# [THE RECORDS]
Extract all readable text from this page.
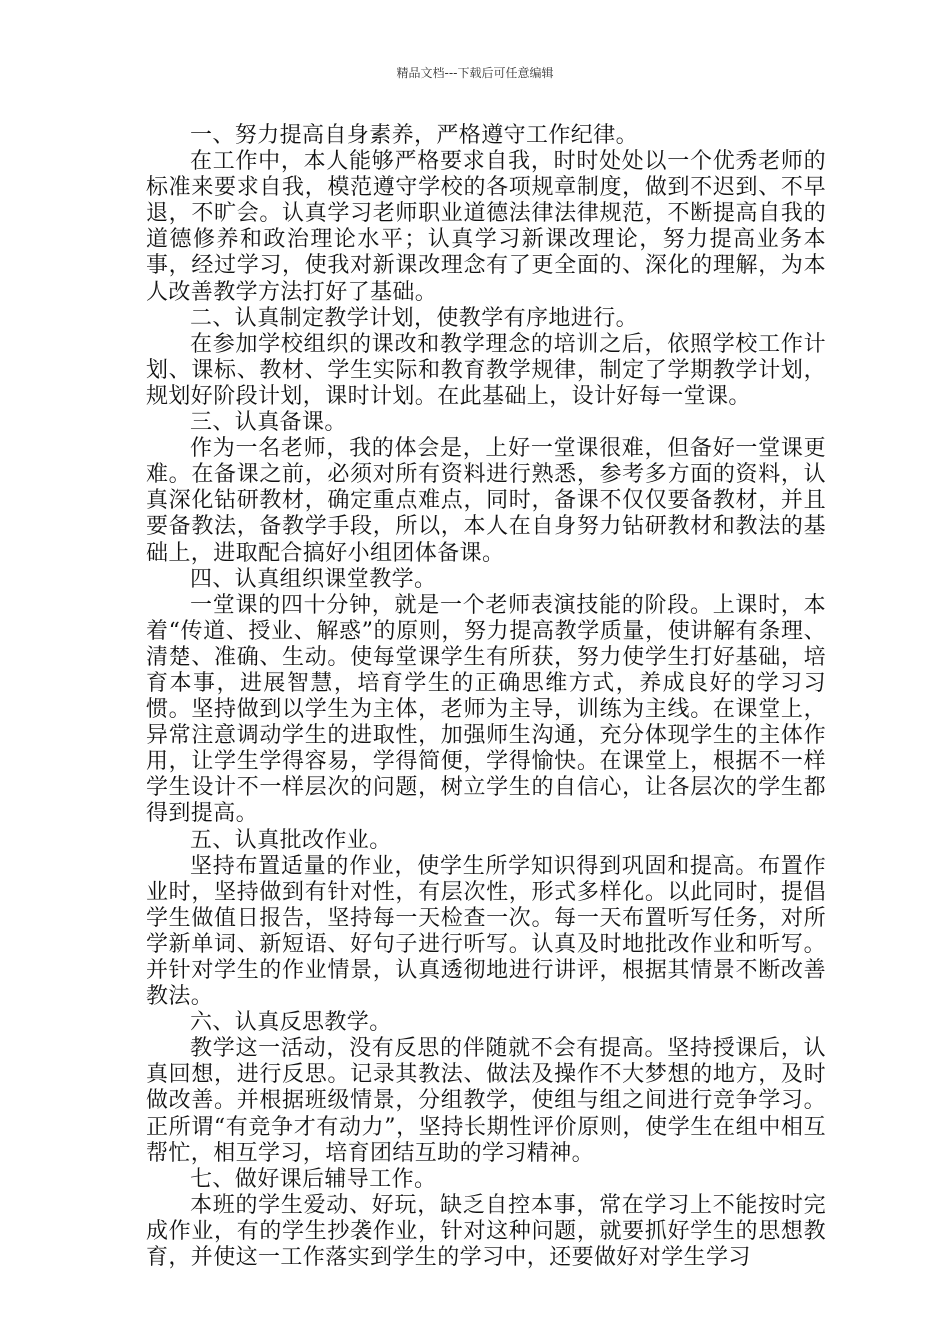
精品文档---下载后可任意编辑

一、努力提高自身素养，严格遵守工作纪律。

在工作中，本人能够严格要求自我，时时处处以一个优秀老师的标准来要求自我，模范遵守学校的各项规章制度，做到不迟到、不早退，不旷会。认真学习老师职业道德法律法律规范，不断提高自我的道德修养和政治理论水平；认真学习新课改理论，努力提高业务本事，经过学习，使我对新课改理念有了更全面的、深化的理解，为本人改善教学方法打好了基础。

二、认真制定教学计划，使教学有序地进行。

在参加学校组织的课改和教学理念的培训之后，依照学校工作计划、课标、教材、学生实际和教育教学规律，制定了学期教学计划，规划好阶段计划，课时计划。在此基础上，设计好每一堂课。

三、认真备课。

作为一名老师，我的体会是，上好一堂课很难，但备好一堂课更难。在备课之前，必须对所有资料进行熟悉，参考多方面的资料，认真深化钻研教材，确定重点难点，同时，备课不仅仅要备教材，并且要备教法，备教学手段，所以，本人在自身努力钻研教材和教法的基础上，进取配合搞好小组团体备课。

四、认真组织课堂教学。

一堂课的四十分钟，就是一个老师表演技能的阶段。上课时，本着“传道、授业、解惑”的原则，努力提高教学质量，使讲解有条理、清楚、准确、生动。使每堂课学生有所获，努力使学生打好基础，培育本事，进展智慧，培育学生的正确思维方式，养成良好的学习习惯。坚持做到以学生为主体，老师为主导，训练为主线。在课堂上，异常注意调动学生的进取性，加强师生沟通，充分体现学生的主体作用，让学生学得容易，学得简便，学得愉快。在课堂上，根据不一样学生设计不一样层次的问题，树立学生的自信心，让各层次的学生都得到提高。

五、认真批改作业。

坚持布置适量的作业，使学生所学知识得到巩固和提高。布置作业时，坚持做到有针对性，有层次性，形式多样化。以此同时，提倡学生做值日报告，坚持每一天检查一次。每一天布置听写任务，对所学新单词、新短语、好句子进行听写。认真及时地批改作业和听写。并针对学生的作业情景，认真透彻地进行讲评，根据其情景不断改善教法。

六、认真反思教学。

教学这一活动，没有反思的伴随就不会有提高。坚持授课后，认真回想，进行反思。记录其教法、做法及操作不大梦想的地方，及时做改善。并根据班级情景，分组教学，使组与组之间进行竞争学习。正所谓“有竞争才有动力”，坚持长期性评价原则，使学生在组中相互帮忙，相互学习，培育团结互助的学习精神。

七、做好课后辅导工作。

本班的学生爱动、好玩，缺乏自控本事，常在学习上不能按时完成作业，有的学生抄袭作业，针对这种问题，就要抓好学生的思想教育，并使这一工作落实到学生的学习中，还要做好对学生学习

---

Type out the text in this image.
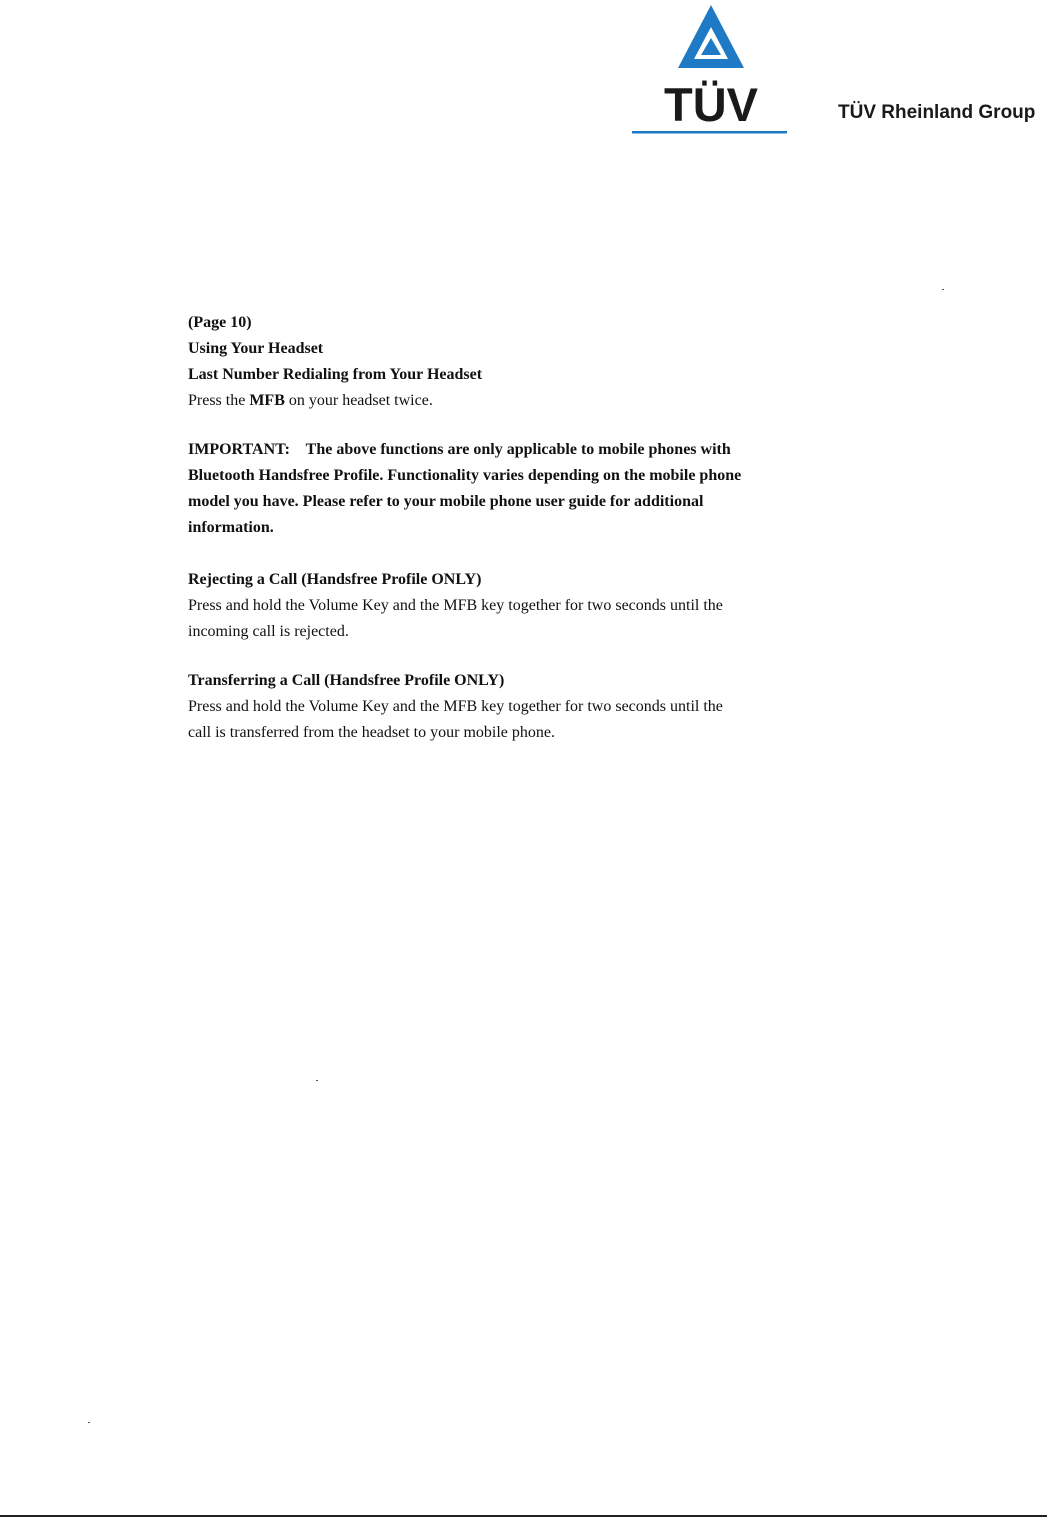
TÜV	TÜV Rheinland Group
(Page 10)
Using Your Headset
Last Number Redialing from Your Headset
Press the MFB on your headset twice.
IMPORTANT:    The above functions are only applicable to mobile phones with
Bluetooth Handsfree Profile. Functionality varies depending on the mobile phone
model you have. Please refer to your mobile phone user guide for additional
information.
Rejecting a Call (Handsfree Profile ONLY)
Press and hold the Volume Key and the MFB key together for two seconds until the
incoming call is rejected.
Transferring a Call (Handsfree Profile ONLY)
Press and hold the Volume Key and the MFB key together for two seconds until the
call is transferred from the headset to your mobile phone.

# [SET EXERCISE]
Select the lines from the entries that include the word "this".

# [EXERCISE OUTPUT]
Extract all readable text from this page.
Type out the text in this image.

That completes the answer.